**AIM**
Where does the string "toute" appear? Copy every line of the entries below that holds it.

○ ○ ○ ○

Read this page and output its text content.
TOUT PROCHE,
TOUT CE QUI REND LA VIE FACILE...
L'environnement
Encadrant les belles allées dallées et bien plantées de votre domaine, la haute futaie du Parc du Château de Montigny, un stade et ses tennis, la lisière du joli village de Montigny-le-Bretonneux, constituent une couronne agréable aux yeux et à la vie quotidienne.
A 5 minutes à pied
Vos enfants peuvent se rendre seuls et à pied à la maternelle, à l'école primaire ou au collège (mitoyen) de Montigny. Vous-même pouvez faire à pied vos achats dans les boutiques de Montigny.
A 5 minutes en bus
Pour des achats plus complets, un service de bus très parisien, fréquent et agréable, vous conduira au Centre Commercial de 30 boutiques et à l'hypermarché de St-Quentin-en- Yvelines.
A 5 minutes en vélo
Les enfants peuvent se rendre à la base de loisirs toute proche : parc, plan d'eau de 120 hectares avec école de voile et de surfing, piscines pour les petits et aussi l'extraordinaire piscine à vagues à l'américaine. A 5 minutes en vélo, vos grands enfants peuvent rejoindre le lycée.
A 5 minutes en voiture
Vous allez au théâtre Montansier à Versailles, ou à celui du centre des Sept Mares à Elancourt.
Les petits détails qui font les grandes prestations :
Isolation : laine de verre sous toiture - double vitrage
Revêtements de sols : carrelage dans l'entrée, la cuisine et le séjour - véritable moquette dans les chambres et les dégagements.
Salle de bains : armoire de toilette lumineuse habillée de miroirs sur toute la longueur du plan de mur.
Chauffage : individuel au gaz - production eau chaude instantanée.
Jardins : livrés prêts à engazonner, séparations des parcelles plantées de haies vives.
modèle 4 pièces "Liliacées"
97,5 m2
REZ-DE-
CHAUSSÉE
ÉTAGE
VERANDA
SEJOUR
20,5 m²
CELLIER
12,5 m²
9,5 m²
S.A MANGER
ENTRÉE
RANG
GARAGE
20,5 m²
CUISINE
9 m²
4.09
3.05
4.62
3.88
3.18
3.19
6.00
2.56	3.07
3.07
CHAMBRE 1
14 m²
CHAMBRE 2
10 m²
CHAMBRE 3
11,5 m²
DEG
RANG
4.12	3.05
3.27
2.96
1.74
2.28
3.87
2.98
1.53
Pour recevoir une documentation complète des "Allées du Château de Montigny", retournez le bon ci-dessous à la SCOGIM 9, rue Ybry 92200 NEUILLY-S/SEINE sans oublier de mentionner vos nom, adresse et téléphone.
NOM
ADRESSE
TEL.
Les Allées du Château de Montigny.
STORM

○ ○ ○ ○

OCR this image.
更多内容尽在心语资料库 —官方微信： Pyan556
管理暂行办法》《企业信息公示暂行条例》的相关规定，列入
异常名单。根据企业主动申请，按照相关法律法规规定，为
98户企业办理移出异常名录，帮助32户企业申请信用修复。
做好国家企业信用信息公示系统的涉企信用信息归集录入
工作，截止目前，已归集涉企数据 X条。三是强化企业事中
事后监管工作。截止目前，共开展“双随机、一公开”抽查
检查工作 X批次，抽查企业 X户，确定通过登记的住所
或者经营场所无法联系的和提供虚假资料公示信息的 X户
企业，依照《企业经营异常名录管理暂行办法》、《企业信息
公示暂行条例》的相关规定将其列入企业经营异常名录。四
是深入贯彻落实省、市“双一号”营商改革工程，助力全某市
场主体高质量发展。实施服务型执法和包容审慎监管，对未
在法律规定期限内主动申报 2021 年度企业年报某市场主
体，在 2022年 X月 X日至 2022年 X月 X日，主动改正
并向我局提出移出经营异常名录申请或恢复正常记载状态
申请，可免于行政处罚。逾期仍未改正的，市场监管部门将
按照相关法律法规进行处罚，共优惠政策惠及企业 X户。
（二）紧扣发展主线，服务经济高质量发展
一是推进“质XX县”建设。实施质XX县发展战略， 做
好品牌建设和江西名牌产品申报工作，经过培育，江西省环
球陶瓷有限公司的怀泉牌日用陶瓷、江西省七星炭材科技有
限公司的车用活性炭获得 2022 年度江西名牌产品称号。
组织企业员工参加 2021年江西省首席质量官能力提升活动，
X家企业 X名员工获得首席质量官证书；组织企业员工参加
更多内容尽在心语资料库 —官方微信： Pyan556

○ ○ ○ ○

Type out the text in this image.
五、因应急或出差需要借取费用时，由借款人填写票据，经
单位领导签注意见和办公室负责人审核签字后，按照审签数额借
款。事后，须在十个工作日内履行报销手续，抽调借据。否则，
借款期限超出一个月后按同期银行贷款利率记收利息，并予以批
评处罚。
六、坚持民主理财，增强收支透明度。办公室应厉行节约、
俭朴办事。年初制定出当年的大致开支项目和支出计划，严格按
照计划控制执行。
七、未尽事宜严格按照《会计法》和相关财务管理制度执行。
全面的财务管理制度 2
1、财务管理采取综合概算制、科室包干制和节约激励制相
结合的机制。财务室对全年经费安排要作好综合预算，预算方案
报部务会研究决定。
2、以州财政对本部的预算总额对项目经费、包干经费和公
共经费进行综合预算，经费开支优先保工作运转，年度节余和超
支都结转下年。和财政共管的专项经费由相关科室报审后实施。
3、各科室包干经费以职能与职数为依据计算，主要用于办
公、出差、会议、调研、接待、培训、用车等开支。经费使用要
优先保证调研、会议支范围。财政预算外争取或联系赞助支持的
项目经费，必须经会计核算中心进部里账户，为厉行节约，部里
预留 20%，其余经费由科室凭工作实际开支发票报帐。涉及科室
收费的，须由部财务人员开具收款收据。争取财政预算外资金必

○ ○ ○ ○

**THE RESPONSE**
Les enfants peuvent se rendre à la base de loisirs toute proche : parc, plan d'eau de 120 hectares avec école de voile et de surfing, piscines pour les petits et aussi l'extraordinaire piscine à vagues à l'américaine. A 5 minutes en vélo, vos grands enfants peuvent rejoindre le lycée.
Salle de bains : armoire de toilette lumineuse habillée de miroirs sur toute la longueur du plan de mur.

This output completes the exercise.